- [EXERCISE TASK]: What lines of the data include the string "screenshot"? Copy them all.

─── DATA FOR THIS TASK ───

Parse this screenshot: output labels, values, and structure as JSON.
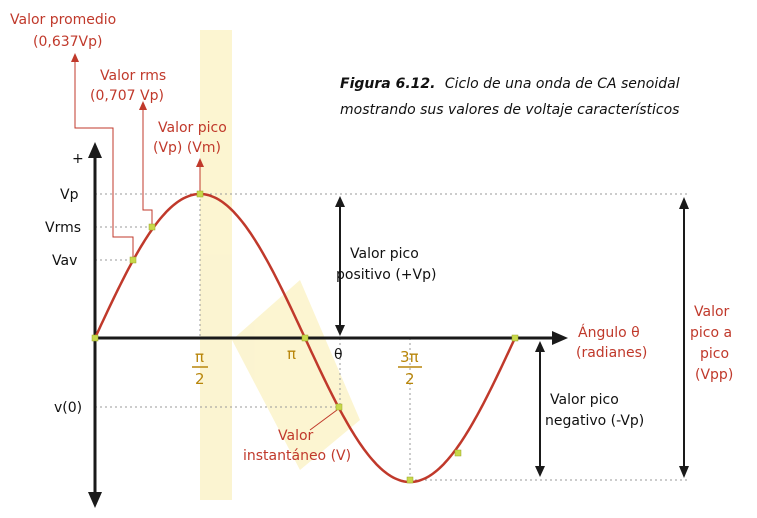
{
  "caption": {
    "bold": "Figura 6.12.",
    "line1": "Ciclo de una onda de CA senoidal",
    "line2": "mostrando sus valores de voltaje característicos"
  },
  "annotations": {
    "promedio_line1": "Valor promedio",
    "promedio_line2": "(0,637Vp)",
    "rms_line1": "Valor rms",
    "rms_line2": "(0,707 Vp)",
    "pico_line1": "Valor pico",
    "pico_line2": "(Vp) (Vm)",
    "instantaneo_line1": "Valor",
    "instantaneo_line2": "instantáneo (V)"
  },
  "y_labels": {
    "plus": "+",
    "vp": "Vp",
    "vrms": "Vrms",
    "vav": "Vav",
    "v0": "v(0)"
  },
  "x_labels": {
    "pi_half_num": "π",
    "pi_half_den": "2",
    "pi": "π",
    "theta": "θ",
    "three_pi_half_num": "3π",
    "three_pi_half_den": "2",
    "angle_line1": "Ángulo θ",
    "angle_line2": "(radianes)"
  },
  "right_labels": {
    "pos_line1": "Valor pico",
    "pos_line2": "positivo (+Vp)",
    "neg_line1": "Valor pico",
    "neg_line2": "negativo (-Vp)",
    "pp_line1": "Valor",
    "pp_line2": "pico a",
    "pp_line3": "pico",
    "pp_line4": "(Vpp)"
  },
  "colors": {
    "wave": "#c0392b",
    "axis": "#1a1a1a",
    "marker": "#c8d84a",
    "guide": "#777777",
    "watermark": "#fbf3c9"
  }
}
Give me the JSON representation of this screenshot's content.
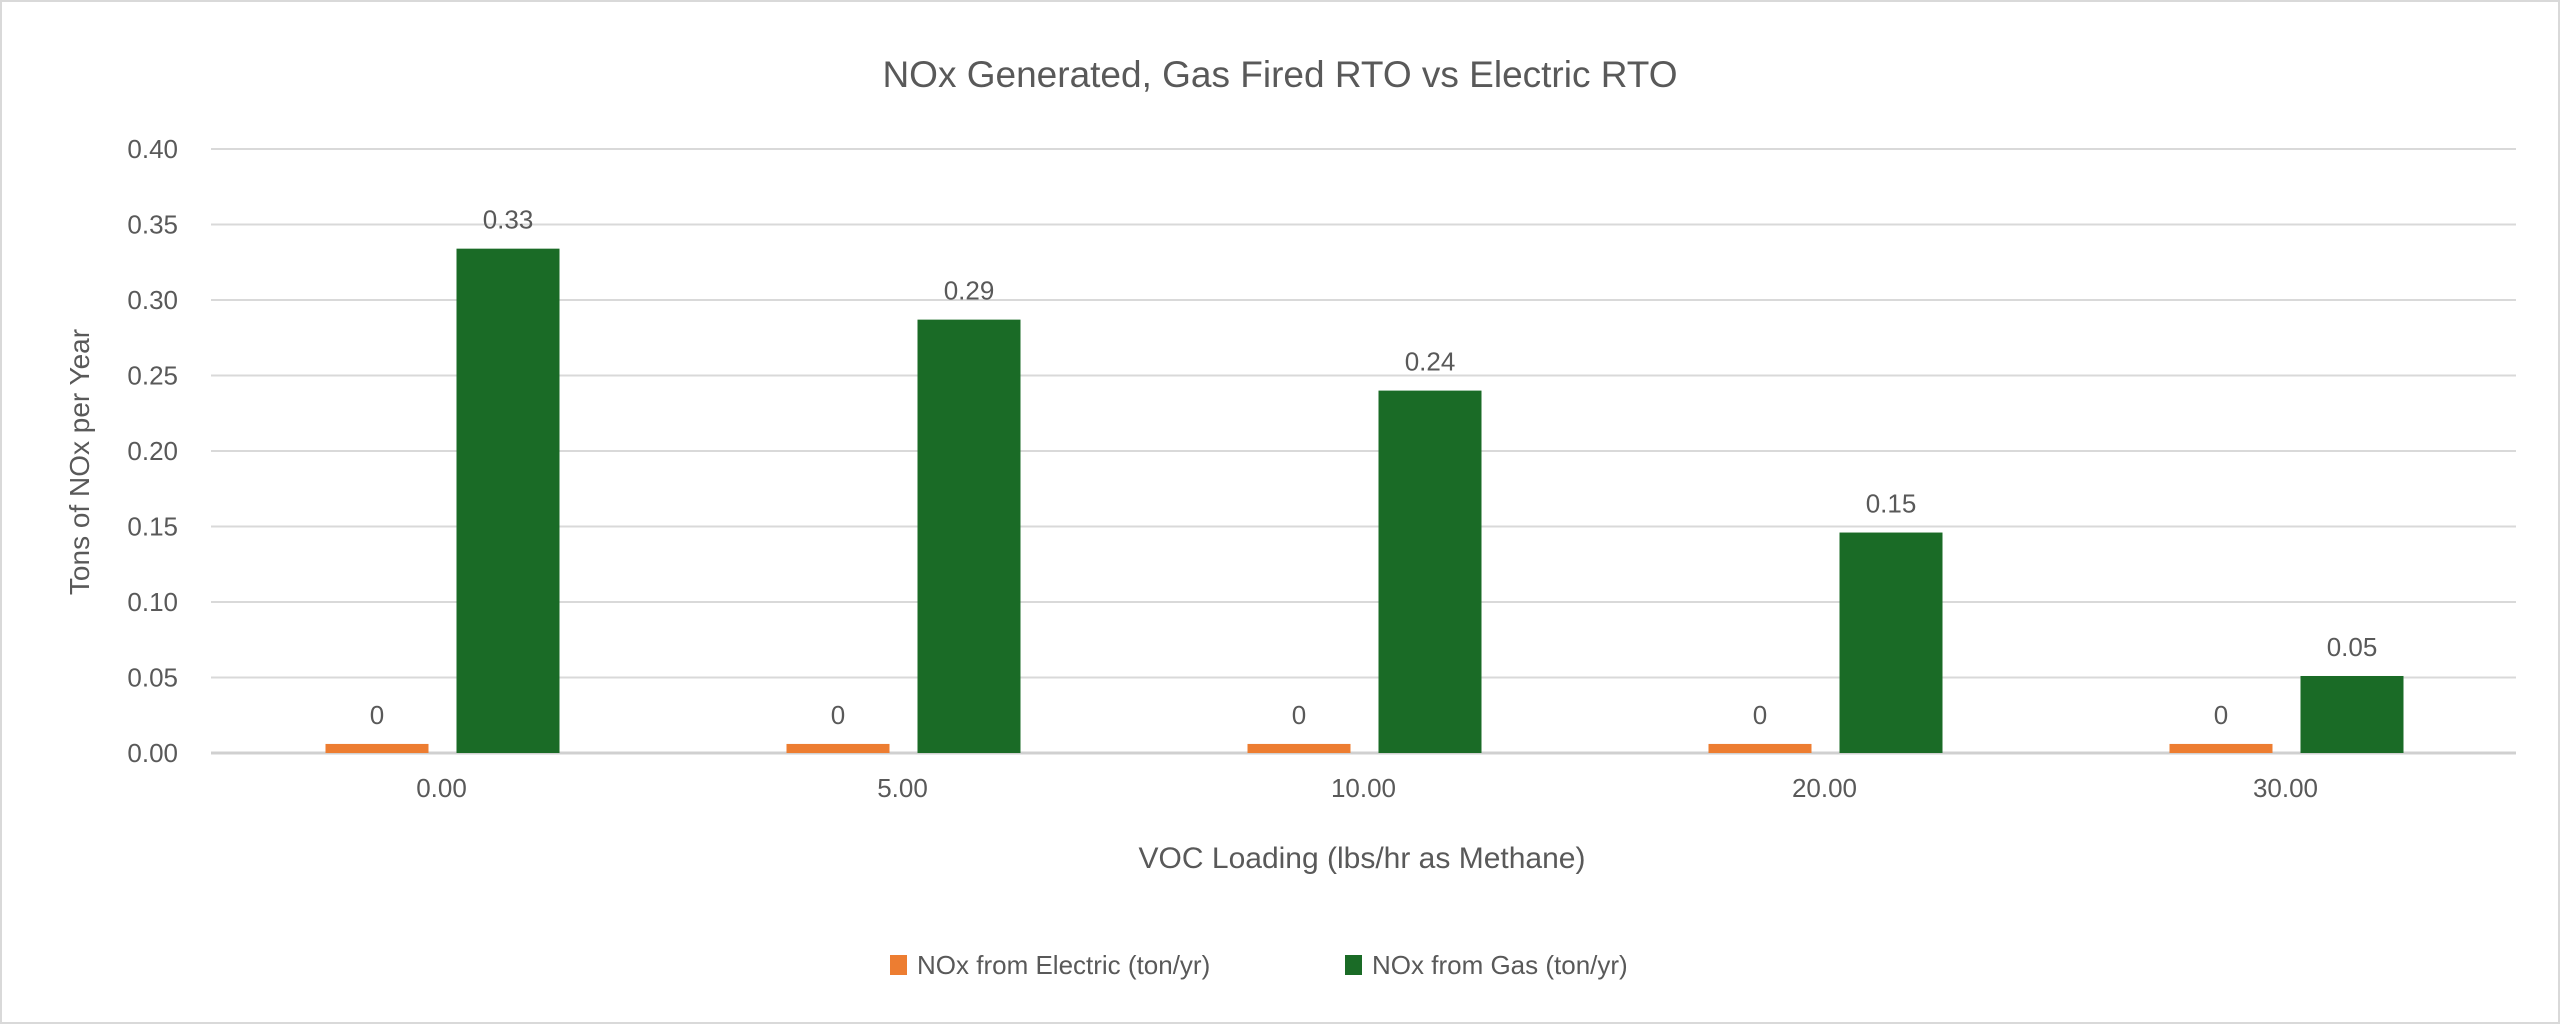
{
  "chart_data": {
    "type": "bar",
    "title": "NOx Generated, Gas Fired RTO vs Electric RTO",
    "xlabel": "VOC Loading (lbs/hr as Methane)",
    "ylabel": "Tons of NOx  per Year",
    "categories": [
      "0.00",
      "5.00",
      "10.00",
      "20.00",
      "30.00"
    ],
    "ylim": [
      0,
      0.4
    ],
    "yticks": [
      "0.00",
      "0.05",
      "0.10",
      "0.15",
      "0.20",
      "0.25",
      "0.30",
      "0.35",
      "0.40"
    ],
    "grid": true,
    "legend_position": "bottom",
    "series": [
      {
        "name": "NOx from Electric (ton/yr)",
        "color": "#ed7d31",
        "values": [
          0.006,
          0.006,
          0.006,
          0.006,
          0.006
        ],
        "labels": [
          "0",
          "0",
          "0",
          "0",
          "0"
        ]
      },
      {
        "name": "NOx from Gas (ton/yr)",
        "color": "#1a6b26",
        "values": [
          0.334,
          0.287,
          0.24,
          0.146,
          0.051
        ],
        "labels": [
          "0.33",
          "0.29",
          "0.24",
          "0.15",
          "0.05"
        ]
      }
    ]
  }
}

───

- [RESULT OF THIS TASK]:
Parse this screenshot: output labels, values, and structure as JSON.
Give me the JSON representation of this screenshot's content.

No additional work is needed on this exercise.